**The request**
Write every line out verbatim and omit the pictures.

Start of Records provided

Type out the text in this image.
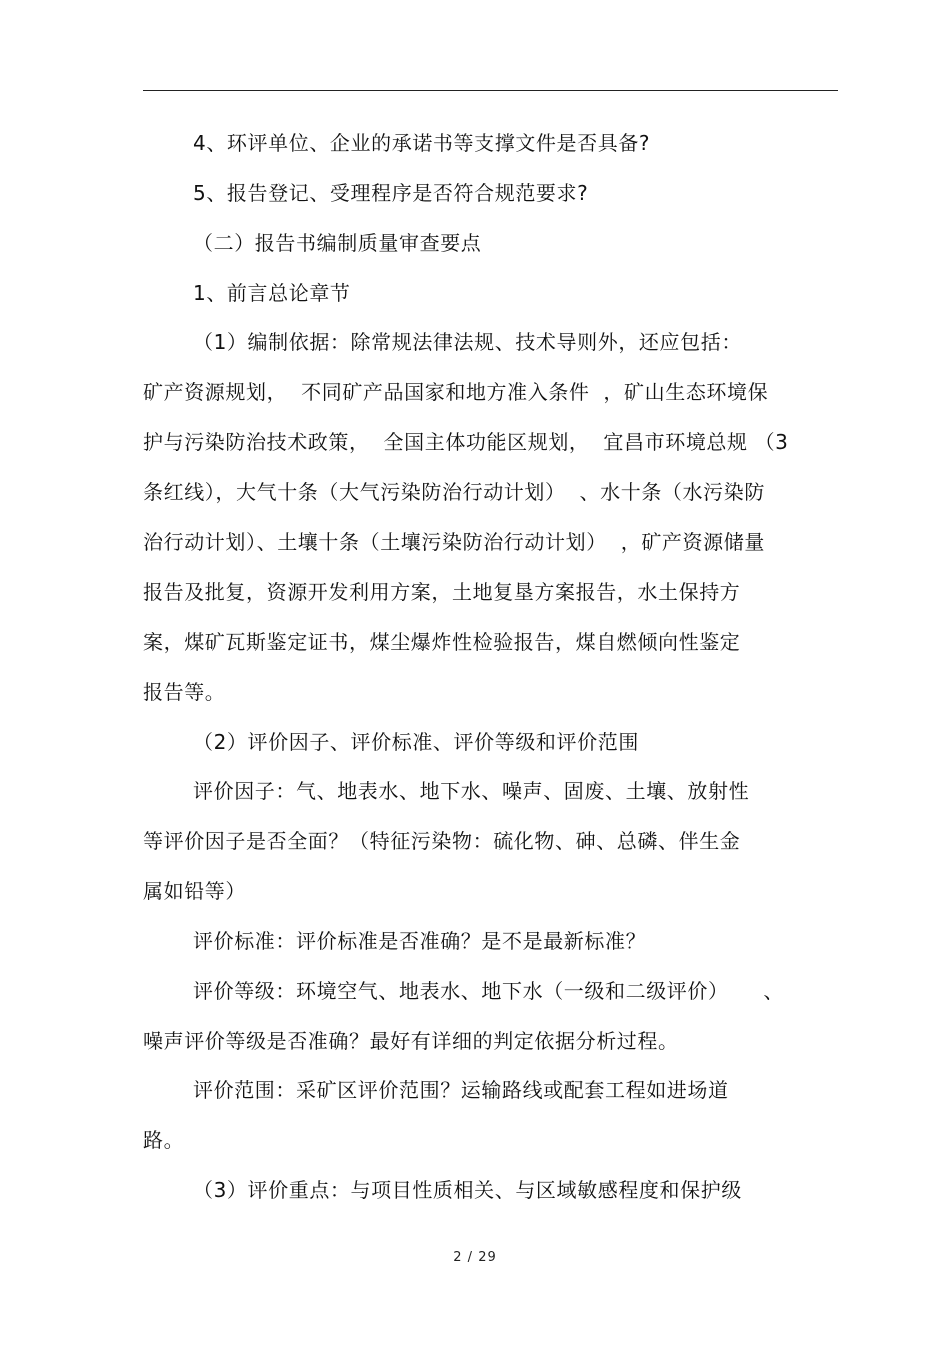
4、环评单位、企业的承诺书等支撑文件是否具备?
5、报告登记、受理程序是否符合规范要求?
（二）报告书编制质量审查要点
1、前言总论章节
（1）编制依据：除常规法律法规、技术导则外，还应包括：
矿产资源规划，  不同矿产品国家和地方准入条件  ，矿山生态环境保
护与污染防治技术政策，  全国主体功能区规划，  宜昌市环境总规 （3
条红线），大气十条（大气污染防治行动计划）  、水十条（水污染防
治行动计划）、土壤十条（土壤污染防治行动计划）  ，矿产资源储量
报告及批复，资源开发利用方案，土地复垦方案报告，水土保持方
案，煤矿瓦斯鉴定证书，煤尘爆炸性检验报告，煤自燃倾向性鉴定
报告等。
（2）评价因子、评价标准、评价等级和评价范围
评价因子：气、地表水、地下水、噪声、固废、土壤、放射性
等评价因子是否全面？（特征污染物：硫化物、砷、总磷、伴生金
属如铅等）
评价标准：评价标准是否准确？是不是最新标准？
评价等级：环境空气、地表水、地下水（一级和二级评价）     、
噪声评价等级是否准确？最好有详细的判定依据分析过程。
评价范围：采矿区评价范围？运输路线或配套工程如进场道
路。
（3）评价重点：与项目性质相关、与区域敏感程度和保护级
2 / 29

End of Records provided

**Reply**
Type out the text in this image.
4、环评单位、企业的承诺书等支撑文件是否具备?
5、报告登记、受理程序是否符合规范要求?
（二）报告书编制质量审查要点
1、前言总论章节
（1）编制依据：除常规法律法规、技术导则外，还应包括：
矿产资源规划，  不同矿产品国家和地方准入条件  ，矿山生态环境保
护与污染防治技术政策，  全国主体功能区规划，  宜昌市环境总规 （3
条红线），大气十条（大气污染防治行动计划）  、水十条（水污染防
治行动计划）、土壤十条（土壤污染防治行动计划）  ，矿产资源储量
报告及批复，资源开发利用方案，土地复垦方案报告，水土保持方
案，煤矿瓦斯鉴定证书，煤尘爆炸性检验报告，煤自燃倾向性鉴定
报告等。
（2）评价因子、评价标准、评价等级和评价范围
评价因子：气、地表水、地下水、噪声、固废、土壤、放射性
等评价因子是否全面？（特征污染物：硫化物、砷、总磷、伴生金
属如铅等）
评价标准：评价标准是否准确？是不是最新标准？
评价等级：环境空气、地表水、地下水（一级和二级评价）     、
噪声评价等级是否准确？最好有详细的判定依据分析过程。
评价范围：采矿区评价范围？运输路线或配套工程如进场道
路。
（3）评价重点：与项目性质相关、与区域敏感程度和保护级
2 / 29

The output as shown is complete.